**Work required:** Below is a block of records; return all of them exactly, but without the images.

**Input records:**
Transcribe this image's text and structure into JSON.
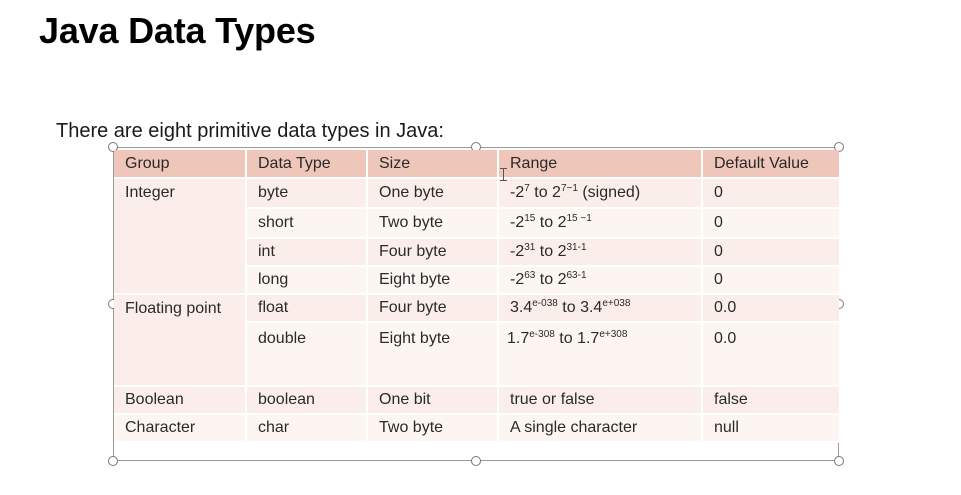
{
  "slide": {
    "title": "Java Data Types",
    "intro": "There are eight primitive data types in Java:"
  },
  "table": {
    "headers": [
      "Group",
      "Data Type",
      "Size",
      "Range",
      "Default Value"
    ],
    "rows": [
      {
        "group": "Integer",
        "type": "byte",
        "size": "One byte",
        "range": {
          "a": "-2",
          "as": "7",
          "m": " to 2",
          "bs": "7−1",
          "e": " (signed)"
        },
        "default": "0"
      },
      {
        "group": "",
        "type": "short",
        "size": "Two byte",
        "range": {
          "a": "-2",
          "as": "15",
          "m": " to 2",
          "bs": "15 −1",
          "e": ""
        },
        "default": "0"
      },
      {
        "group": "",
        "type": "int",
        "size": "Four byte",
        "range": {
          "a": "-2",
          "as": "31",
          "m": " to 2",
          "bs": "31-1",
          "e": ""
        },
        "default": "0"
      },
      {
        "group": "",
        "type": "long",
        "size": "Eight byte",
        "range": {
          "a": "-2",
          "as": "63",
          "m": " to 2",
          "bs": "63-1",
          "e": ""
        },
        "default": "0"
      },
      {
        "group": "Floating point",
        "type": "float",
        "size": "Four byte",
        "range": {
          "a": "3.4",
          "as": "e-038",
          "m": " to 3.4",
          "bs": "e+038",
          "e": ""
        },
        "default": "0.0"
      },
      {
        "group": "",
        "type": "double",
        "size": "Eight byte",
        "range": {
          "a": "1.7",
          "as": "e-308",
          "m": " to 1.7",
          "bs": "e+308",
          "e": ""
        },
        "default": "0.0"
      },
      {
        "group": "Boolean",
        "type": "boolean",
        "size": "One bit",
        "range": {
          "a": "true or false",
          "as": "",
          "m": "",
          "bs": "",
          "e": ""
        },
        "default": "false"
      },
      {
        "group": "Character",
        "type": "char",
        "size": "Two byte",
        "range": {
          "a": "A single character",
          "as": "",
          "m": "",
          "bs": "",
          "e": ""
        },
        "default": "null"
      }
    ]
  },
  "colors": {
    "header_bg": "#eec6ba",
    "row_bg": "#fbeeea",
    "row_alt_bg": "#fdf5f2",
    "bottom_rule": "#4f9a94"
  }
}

**Written response:**
Transcribe this image's text and structure into JSON.
{
  "slide": {
    "title": "Java Data Types",
    "intro": "There are eight primitive data types in Java:"
  },
  "table": {
    "headers": [
      "Group",
      "Data Type",
      "Size",
      "Range",
      "Default Value"
    ],
    "rows": [
      {
        "group": "Integer",
        "type": "byte",
        "size": "One byte",
        "range": {
          "a": "-2",
          "as": "7",
          "m": " to 2",
          "bs": "7−1",
          "e": " (signed)"
        },
        "default": "0"
      },
      {
        "group": "",
        "type": "short",
        "size": "Two byte",
        "range": {
          "a": "-2",
          "as": "15",
          "m": " to 2",
          "bs": "15 −1",
          "e": ""
        },
        "default": "0"
      },
      {
        "group": "",
        "type": "int",
        "size": "Four byte",
        "range": {
          "a": "-2",
          "as": "31",
          "m": " to 2",
          "bs": "31-1",
          "e": ""
        },
        "default": "0"
      },
      {
        "group": "",
        "type": "long",
        "size": "Eight byte",
        "range": {
          "a": "-2",
          "as": "63",
          "m": " to 2",
          "bs": "63-1",
          "e": ""
        },
        "default": "0"
      },
      {
        "group": "Floating point",
        "type": "float",
        "size": "Four byte",
        "range": {
          "a": "3.4",
          "as": "e-038",
          "m": " to 3.4",
          "bs": "e+038",
          "e": ""
        },
        "default": "0.0"
      },
      {
        "group": "",
        "type": "double",
        "size": "Eight byte",
        "range": {
          "a": "1.7",
          "as": "e-308",
          "m": " to 1.7",
          "bs": "e+308",
          "e": ""
        },
        "default": "0.0"
      },
      {
        "group": "Boolean",
        "type": "boolean",
        "size": "One bit",
        "range": {
          "a": "true or false",
          "as": "",
          "m": "",
          "bs": "",
          "e": ""
        },
        "default": "false"
      },
      {
        "group": "Character",
        "type": "char",
        "size": "Two byte",
        "range": {
          "a": "A single character",
          "as": "",
          "m": "",
          "bs": "",
          "e": ""
        },
        "default": "null"
      }
    ]
  },
  "colors": {
    "header_bg": "#eec6ba",
    "row_bg": "#fbeeea",
    "row_alt_bg": "#fdf5f2",
    "bottom_rule": "#4f9a94"
  }
}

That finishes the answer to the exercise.